(Rows from a figure dataset)

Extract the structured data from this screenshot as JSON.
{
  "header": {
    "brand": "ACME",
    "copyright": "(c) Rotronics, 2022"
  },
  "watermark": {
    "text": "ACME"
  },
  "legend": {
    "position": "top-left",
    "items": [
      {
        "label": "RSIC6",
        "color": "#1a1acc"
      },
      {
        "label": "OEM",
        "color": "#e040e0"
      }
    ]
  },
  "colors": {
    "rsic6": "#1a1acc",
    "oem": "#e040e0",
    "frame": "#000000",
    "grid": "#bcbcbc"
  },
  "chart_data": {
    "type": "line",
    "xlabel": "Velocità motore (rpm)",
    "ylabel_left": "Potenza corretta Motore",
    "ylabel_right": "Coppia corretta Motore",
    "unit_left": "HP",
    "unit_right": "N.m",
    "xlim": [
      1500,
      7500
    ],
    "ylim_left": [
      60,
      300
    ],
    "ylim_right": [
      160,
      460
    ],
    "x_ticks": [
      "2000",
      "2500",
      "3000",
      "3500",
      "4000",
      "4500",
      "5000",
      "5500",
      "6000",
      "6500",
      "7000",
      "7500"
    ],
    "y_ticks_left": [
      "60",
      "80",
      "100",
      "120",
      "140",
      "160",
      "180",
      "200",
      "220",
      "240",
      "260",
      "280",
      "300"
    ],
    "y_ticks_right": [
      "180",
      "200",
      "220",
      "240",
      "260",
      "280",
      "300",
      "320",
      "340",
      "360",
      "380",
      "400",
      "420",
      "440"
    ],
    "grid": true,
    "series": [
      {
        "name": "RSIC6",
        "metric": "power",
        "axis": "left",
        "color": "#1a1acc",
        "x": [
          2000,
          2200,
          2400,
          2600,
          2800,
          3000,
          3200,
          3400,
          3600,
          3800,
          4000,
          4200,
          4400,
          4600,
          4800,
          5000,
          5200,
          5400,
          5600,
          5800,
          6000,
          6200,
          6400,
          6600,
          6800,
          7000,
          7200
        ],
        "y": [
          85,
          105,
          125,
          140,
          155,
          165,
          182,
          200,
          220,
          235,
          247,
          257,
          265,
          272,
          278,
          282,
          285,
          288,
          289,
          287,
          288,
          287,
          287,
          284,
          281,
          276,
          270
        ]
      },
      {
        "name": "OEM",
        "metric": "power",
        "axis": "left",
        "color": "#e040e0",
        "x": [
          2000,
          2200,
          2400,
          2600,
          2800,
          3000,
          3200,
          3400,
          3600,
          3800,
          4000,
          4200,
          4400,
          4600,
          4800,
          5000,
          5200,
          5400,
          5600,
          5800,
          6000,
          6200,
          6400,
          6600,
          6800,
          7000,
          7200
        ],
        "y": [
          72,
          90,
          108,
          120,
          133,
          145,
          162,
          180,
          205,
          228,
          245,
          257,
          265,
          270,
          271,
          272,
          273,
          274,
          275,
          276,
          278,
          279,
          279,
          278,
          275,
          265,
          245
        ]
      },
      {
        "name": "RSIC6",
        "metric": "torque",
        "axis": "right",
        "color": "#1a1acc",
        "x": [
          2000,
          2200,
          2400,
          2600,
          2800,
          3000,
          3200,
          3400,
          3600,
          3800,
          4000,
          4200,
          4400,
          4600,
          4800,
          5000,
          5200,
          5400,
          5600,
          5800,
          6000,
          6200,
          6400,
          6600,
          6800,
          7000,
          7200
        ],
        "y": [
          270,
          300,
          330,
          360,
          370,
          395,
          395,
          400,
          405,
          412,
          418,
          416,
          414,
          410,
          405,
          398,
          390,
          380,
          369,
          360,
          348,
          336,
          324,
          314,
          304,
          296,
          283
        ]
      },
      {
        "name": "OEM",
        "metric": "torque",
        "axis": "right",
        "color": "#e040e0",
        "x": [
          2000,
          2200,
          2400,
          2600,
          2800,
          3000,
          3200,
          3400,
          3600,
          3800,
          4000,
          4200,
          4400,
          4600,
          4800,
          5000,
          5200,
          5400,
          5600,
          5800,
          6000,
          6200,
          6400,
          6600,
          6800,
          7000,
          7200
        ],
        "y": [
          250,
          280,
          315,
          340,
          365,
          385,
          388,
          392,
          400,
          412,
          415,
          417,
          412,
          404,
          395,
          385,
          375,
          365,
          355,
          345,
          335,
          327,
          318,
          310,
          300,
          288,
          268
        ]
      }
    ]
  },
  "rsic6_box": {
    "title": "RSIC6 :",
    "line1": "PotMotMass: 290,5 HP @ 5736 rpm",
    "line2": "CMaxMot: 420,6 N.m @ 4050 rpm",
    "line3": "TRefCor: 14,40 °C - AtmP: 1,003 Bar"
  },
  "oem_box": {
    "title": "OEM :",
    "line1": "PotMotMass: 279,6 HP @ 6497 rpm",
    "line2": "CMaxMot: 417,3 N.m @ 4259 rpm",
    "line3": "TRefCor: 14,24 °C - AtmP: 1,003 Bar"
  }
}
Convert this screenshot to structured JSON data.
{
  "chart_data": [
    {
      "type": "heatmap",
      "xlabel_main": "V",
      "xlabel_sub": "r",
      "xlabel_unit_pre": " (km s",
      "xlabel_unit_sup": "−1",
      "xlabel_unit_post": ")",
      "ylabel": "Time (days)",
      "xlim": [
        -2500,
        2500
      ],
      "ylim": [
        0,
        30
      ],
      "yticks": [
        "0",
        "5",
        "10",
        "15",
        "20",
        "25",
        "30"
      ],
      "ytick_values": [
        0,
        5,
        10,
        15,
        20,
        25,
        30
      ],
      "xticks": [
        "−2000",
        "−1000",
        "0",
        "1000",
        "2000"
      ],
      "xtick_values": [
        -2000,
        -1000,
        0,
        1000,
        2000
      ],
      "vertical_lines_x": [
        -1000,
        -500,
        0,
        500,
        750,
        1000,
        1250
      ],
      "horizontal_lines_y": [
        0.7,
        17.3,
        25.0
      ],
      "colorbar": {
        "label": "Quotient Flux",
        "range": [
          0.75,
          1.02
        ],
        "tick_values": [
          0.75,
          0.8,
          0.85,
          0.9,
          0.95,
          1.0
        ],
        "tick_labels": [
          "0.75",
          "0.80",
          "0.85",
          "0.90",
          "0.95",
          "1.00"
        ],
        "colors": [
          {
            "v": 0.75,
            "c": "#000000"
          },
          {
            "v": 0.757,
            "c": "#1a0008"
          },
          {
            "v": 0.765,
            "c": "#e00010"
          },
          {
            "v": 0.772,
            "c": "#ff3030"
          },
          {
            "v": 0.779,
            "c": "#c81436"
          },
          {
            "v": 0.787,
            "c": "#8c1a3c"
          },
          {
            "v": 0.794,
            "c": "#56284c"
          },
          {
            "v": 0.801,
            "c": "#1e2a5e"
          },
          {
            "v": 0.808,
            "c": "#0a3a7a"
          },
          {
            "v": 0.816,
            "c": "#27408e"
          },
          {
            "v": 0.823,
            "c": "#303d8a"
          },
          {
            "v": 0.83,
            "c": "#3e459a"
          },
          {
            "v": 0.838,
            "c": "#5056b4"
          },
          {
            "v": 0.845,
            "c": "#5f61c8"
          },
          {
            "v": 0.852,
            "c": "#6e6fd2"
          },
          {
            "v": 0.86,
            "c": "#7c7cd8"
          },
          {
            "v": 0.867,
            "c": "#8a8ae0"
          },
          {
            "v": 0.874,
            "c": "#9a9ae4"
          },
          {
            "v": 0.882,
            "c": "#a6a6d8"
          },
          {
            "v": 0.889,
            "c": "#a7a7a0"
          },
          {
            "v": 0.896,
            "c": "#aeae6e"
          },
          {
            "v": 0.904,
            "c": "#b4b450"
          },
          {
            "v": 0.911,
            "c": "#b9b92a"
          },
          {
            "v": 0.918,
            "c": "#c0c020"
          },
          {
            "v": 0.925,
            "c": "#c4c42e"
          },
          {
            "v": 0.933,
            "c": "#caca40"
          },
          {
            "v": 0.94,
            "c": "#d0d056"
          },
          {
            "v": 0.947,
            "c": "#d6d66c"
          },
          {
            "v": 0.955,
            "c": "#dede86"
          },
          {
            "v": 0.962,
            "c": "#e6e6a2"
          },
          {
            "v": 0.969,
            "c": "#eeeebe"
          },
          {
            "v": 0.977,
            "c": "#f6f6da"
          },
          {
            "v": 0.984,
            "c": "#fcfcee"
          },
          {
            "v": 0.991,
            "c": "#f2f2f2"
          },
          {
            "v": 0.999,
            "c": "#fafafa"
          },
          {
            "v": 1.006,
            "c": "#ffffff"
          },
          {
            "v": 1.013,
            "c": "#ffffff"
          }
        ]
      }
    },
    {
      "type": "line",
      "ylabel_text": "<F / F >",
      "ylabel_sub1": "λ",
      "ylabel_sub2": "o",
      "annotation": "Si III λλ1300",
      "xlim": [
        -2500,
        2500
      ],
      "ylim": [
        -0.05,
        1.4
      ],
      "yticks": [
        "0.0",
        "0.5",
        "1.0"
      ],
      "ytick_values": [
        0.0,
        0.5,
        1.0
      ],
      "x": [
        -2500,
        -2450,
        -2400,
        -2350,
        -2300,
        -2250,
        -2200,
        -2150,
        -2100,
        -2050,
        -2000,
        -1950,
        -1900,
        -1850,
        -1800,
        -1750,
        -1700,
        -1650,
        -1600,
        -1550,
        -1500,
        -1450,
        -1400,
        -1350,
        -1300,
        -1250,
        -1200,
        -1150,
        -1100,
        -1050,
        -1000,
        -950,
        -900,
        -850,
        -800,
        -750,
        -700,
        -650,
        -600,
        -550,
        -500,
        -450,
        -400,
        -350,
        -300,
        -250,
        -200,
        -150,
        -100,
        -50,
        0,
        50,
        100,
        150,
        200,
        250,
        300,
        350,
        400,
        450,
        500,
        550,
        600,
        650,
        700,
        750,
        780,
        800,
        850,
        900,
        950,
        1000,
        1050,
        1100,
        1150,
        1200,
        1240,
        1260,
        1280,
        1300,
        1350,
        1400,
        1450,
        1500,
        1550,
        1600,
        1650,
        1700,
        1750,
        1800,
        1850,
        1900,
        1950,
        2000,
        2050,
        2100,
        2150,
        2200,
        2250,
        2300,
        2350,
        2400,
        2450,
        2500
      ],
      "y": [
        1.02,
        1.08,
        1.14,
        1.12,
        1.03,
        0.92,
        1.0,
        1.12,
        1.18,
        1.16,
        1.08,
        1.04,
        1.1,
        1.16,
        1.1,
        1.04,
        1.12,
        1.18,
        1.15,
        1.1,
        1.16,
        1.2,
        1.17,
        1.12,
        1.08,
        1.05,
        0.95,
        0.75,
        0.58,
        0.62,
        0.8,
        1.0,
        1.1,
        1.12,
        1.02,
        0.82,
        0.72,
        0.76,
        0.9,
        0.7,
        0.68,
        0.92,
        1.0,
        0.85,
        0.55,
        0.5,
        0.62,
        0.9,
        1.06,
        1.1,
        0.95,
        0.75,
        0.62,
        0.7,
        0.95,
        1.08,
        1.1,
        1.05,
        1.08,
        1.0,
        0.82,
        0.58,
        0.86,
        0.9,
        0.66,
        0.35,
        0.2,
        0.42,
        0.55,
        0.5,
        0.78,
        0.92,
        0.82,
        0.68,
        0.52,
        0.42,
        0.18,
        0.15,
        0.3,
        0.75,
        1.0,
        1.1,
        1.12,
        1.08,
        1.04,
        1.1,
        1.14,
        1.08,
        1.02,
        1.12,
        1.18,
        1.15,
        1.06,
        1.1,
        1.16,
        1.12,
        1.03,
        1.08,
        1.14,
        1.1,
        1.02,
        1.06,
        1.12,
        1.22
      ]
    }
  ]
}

**What is asked:** In the listing above, find each line with the word "screenshot" and copy it.

**Exercise result:**
Extract the structured data from this screenshot as JSON.
Convert this screenshot to structured JSON data.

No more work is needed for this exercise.